_YOUR OBJECTIVE_:
In the copy, keep every record exact and leave out all images.

— begin MATERIAL FOR THIS EXERCISE —

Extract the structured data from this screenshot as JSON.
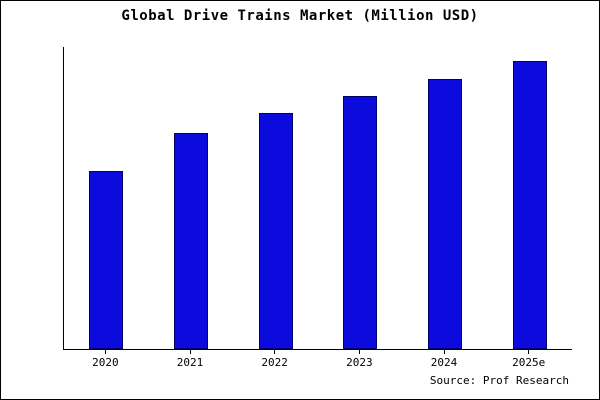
{
  "chart_data": {
    "type": "bar",
    "title": "Global Drive Trains Market (Million USD)",
    "categories": [
      "2020",
      "2021",
      "2022",
      "2023",
      "2024",
      "2025e"
    ],
    "values": [
      62,
      75,
      82,
      88,
      94,
      100
    ],
    "xlabel": "",
    "ylabel": "",
    "ylim": [
      0,
      105
    ],
    "grid": false,
    "legend": "none",
    "bar_color": "#0b0bdd",
    "bar_border_color": "#000066",
    "source": "Source: Prof Research"
  }
}
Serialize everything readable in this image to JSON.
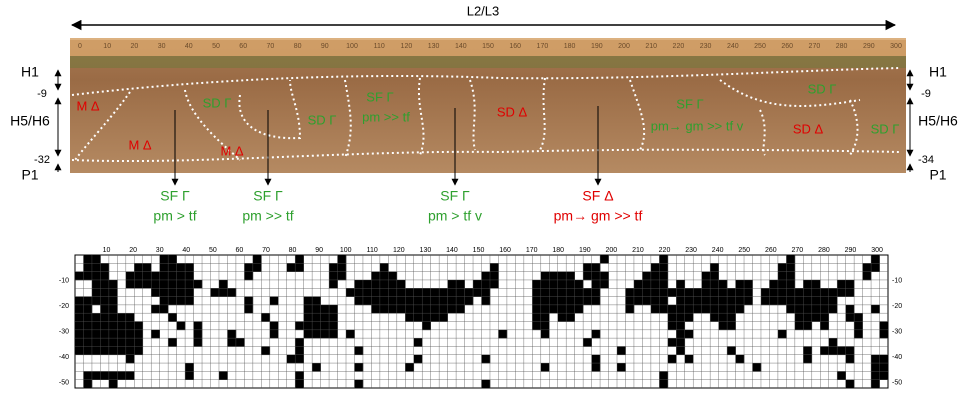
{
  "header": {
    "title": "L2/L3"
  },
  "photo": {
    "ruler_ticks": [
      0,
      10,
      20,
      30,
      40,
      50,
      60,
      70,
      80,
      90,
      100,
      110,
      120,
      130,
      140,
      150,
      160,
      170,
      180,
      190,
      200,
      210,
      220,
      230,
      240,
      250,
      260,
      270,
      280,
      290,
      300
    ],
    "left_labels": [
      "H1",
      "-9",
      "H5/H6",
      "-32",
      "P1"
    ],
    "right_labels": [
      "H1",
      "-9",
      "H5/H6",
      "-34",
      "P1"
    ],
    "annotations": [
      {
        "text": "M Δ",
        "color": "red"
      },
      {
        "text": "SD Γ",
        "color": "green"
      },
      {
        "text": "M Δ",
        "color": "red"
      },
      {
        "text": "M Δ",
        "color": "red"
      },
      {
        "text": "SD Γ",
        "color": "green"
      },
      {
        "text": "SF Γ",
        "color": "green"
      },
      {
        "text": "pm >> tf",
        "color": "green"
      },
      {
        "text": "SD Δ",
        "color": "red"
      },
      {
        "text": "SF Γ",
        "color": "green"
      },
      {
        "text": "pm→ gm >> tf v",
        "color": "green"
      },
      {
        "text": "SD Γ",
        "color": "green"
      },
      {
        "text": "SD Δ",
        "color": "red"
      },
      {
        "text": "SD Γ",
        "color": "green"
      }
    ],
    "callouts": [
      {
        "lines": [
          "SF Γ",
          "pm > tf"
        ],
        "color": "green"
      },
      {
        "lines": [
          "SF Γ",
          "pm >> tf"
        ],
        "color": "green"
      },
      {
        "lines": [
          "SF Γ",
          "pm > tf v"
        ],
        "color": "green"
      },
      {
        "lines": [
          "SF Δ",
          "pm→ gm >> tf"
        ],
        "color": "red"
      }
    ]
  },
  "grid": {
    "x_ticks": [
      10,
      20,
      30,
      40,
      50,
      60,
      70,
      80,
      90,
      100,
      110,
      120,
      130,
      140,
      150,
      160,
      170,
      180,
      190,
      200,
      210,
      220,
      230,
      240,
      250,
      260,
      270,
      280,
      290,
      300
    ],
    "y_ticks": [
      -10,
      -20,
      -30,
      -40,
      -50
    ],
    "rows": [
      "01100000 00110000 00000100 00100001 00000000 00000000 00000000 00000010 00000100 00000000 00001000 00000010",
      "01110001 10111100 00001100 01100011 00001000 00000000 01000000 00001100 00001100 00010000 00011000 00000110",
      "11110011 11111100 00001000 00000011 00011100 00000000 11000001 11101110 00011100 00110000 00011000 00000100",
      "00111011 11111110 01000000 00000010 01111110 00001101 11000011 11110110 00111101 00111011 00111011 00110000",
      "00111000 01111100 11100000 00000000 11111111 11111111 10000011 11111100 01111111 11111111 01111111 11110000",
      "11111000 00111100 00001001 00011000 01111111 11111110 10000011 11111100 01111101 11111111 01111111 11000000",
      "11011000 01100000 00001000 00011110 00011111 11111100 00000011 11110000 01001111 11111110 00001111 11010010",
      "11111110 00010000 00000010 00011110 00000001 11110000 00000011 01100000 00000011 10011100 00000111 10011000",
      "11111111 00001010 00000001 00111110 00000000 01000000 00000011 00000000 00000011 00001100 00000110 10001001",
      "11111111 01000010 00100001 00011110 10000000 00000000 00100001 00000100 00000001 10000000 00010000 00001001",
      "11111111 00010010 00110000 00100000 00000000 10000000 00000000 00001000 00000011 00000000 00000000 01000000",
      "11111111 00000000 00000010 00100000 01000000 00000000 00000000 00000000 10000001 00000100 00000010 11110000",
      "00000010 00000000 00000000 01100000 00000000 10000000 10000000 00000100 00000010 10000010 00000010 00010011",
      "00000000 00000100 00000000 00001000 01000001 00000000 00000001 00000100 10000000 00000000 10000000 00000011",
      "01111110 00000100 01000000 00100000 00000000 00000000 00000000 00000000 00000100 00000000 00000000 00100011",
      "01001000 00000000 00000000 00100000 01000000 00000000 10000000 00000000 00000100 00000000 00000000 00010010"
    ]
  }
}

— end MATERIAL FOR THIS EXERCISE —

_RESPONSE_:
Extract the structured data from this screenshot as JSON.
{
  "chart_data": {
    "type": "bar",
    "title": "Global Drive Trains Market (Million USD)",
    "categories": [
      "2020",
      "2021",
      "2022",
      "2023",
      "2024",
      "2025e"
    ],
    "values": [
      62,
      75,
      82,
      88,
      94,
      100
    ],
    "xlabel": "",
    "ylabel": "",
    "ylim": [
      0,
      105
    ],
    "grid": false,
    "legend": "none",
    "bar_color": "#0b0bdd",
    "bar_border_color": "#000066",
    "source": "Source: Prof Research"
  }
}
Serialize everything readable in this image to JSON.
{
  "header": {
    "title": "L2/L3"
  },
  "photo": {
    "ruler_ticks": [
      0,
      10,
      20,
      30,
      40,
      50,
      60,
      70,
      80,
      90,
      100,
      110,
      120,
      130,
      140,
      150,
      160,
      170,
      180,
      190,
      200,
      210,
      220,
      230,
      240,
      250,
      260,
      270,
      280,
      290,
      300
    ],
    "left_labels": [
      "H1",
      "-9",
      "H5/H6",
      "-32",
      "P1"
    ],
    "right_labels": [
      "H1",
      "-9",
      "H5/H6",
      "-34",
      "P1"
    ],
    "annotations": [
      {
        "text": "M Δ",
        "color": "red"
      },
      {
        "text": "SD Γ",
        "color": "green"
      },
      {
        "text": "M Δ",
        "color": "red"
      },
      {
        "text": "M Δ",
        "color": "red"
      },
      {
        "text": "SD Γ",
        "color": "green"
      },
      {
        "text": "SF Γ",
        "color": "green"
      },
      {
        "text": "pm >> tf",
        "color": "green"
      },
      {
        "text": "SD Δ",
        "color": "red"
      },
      {
        "text": "SF Γ",
        "color": "green"
      },
      {
        "text": "pm→ gm >> tf v",
        "color": "green"
      },
      {
        "text": "SD Γ",
        "color": "green"
      },
      {
        "text": "SD Δ",
        "color": "red"
      },
      {
        "text": "SD Γ",
        "color": "green"
      }
    ],
    "callouts": [
      {
        "lines": [
          "SF Γ",
          "pm > tf"
        ],
        "color": "green"
      },
      {
        "lines": [
          "SF Γ",
          "pm >> tf"
        ],
        "color": "green"
      },
      {
        "lines": [
          "SF Γ",
          "pm > tf v"
        ],
        "color": "green"
      },
      {
        "lines": [
          "SF Δ",
          "pm→ gm >> tf"
        ],
        "color": "red"
      }
    ]
  },
  "grid": {
    "x_ticks": [
      10,
      20,
      30,
      40,
      50,
      60,
      70,
      80,
      90,
      100,
      110,
      120,
      130,
      140,
      150,
      160,
      170,
      180,
      190,
      200,
      210,
      220,
      230,
      240,
      250,
      260,
      270,
      280,
      290,
      300
    ],
    "y_ticks": [
      -10,
      -20,
      -30,
      -40,
      -50
    ],
    "rows": [
      "01100000 00110000 00000100 00100001 00000000 00000000 00000000 00000010 00000100 00000000 00001000 00000010",
      "01110001 10111100 00001100 01100011 00001000 00000000 01000000 00001100 00001100 00010000 00011000 00000110",
      "11110011 11111100 00001000 00000011 00011100 00000000 11000001 11101110 00011100 00110000 00011000 00000100",
      "00111011 11111110 01000000 00000010 01111110 00001101 11000011 11110110 00111101 00111011 00111011 00110000",
      "00111000 01111100 11100000 00000000 11111111 11111111 10000011 11111100 01111111 11111111 01111111 11110000",
      "11111000 00111100 00001001 00011000 01111111 11111110 10000011 11111100 01111101 11111111 01111111 11000000",
      "11011000 01100000 00001000 00011110 00011111 11111100 00000011 11110000 01001111 11111110 00001111 11010010",
      "11111110 00010000 00000010 00011110 00000001 11110000 00000011 01100000 00000011 10011100 00000111 10011000",
      "11111111 00001010 00000001 00111110 00000000 01000000 00000011 00000000 00000011 00001100 00000110 10001001",
      "11111111 01000010 00100001 00011110 10000000 00000000 00100001 00000100 00000001 10000000 00010000 00001001",
      "11111111 00010010 00110000 00100000 00000000 10000000 00000000 00001000 00000011 00000000 00000000 01000000",
      "11111111 00000000 00000010 00100000 01000000 00000000 00000000 00000000 10000001 00000100 00000010 11110000",
      "00000010 00000000 00000000 01100000 00000000 10000000 10000000 00000100 00000010 10000010 00000010 00010011",
      "00000000 00000100 00000000 00001000 01000001 00000000 00000001 00000100 10000000 00000000 10000000 00000011",
      "01111110 00000100 01000000 00100000 00000000 00000000 00000000 00000000 00000100 00000000 00000000 00100011",
      "01001000 00000000 00000000 00100000 01000000 00000000 10000000 00000000 00000100 00000000 00000000 00010010"
    ]
  }
}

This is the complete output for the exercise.